Exercise task =>
Write out each line exactly as given. Leave the pictures out of your copy.

Excerpted data =>
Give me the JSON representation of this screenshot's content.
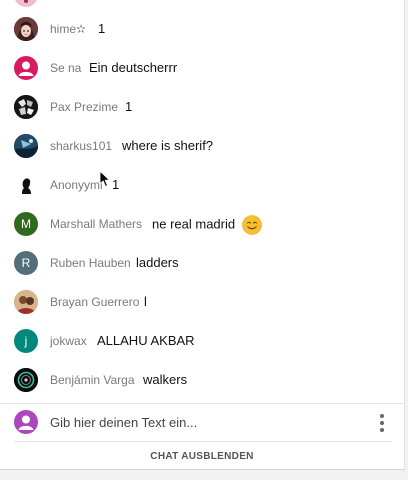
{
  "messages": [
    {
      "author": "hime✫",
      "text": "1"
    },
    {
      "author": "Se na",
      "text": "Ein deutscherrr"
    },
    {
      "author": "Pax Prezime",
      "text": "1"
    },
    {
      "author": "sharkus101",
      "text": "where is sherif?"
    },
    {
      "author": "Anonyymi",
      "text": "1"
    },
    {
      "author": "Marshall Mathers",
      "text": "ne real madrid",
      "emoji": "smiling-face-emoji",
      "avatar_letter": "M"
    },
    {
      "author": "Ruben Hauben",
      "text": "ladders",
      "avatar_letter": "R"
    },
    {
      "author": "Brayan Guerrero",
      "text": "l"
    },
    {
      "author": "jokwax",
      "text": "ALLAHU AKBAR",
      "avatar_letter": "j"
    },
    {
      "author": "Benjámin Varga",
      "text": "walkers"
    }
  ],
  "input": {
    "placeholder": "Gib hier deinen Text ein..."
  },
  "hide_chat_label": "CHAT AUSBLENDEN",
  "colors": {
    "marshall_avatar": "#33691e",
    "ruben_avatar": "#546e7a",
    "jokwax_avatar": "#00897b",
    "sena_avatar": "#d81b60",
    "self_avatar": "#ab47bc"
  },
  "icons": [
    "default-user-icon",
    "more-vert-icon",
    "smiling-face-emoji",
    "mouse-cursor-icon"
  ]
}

Written response =>
Give me the JSON representation of this screenshot's content.
{
  "messages": [
    {
      "author": "hime✫",
      "text": "1"
    },
    {
      "author": "Se na",
      "text": "Ein deutscherrr"
    },
    {
      "author": "Pax Prezime",
      "text": "1"
    },
    {
      "author": "sharkus101",
      "text": "where is sherif?"
    },
    {
      "author": "Anonyymi",
      "text": "1"
    },
    {
      "author": "Marshall Mathers",
      "text": "ne real madrid",
      "emoji": "smiling-face-emoji",
      "avatar_letter": "M"
    },
    {
      "author": "Ruben Hauben",
      "text": "ladders",
      "avatar_letter": "R"
    },
    {
      "author": "Brayan Guerrero",
      "text": "l"
    },
    {
      "author": "jokwax",
      "text": "ALLAHU AKBAR",
      "avatar_letter": "j"
    },
    {
      "author": "Benjámin Varga",
      "text": "walkers"
    }
  ],
  "input": {
    "placeholder": "Gib hier deinen Text ein..."
  },
  "hide_chat_label": "CHAT AUSBLENDEN",
  "colors": {
    "marshall_avatar": "#33691e",
    "ruben_avatar": "#546e7a",
    "jokwax_avatar": "#00897b",
    "sena_avatar": "#d81b60",
    "self_avatar": "#ab47bc"
  },
  "icons": [
    "default-user-icon",
    "more-vert-icon",
    "smiling-face-emoji",
    "mouse-cursor-icon"
  ]
}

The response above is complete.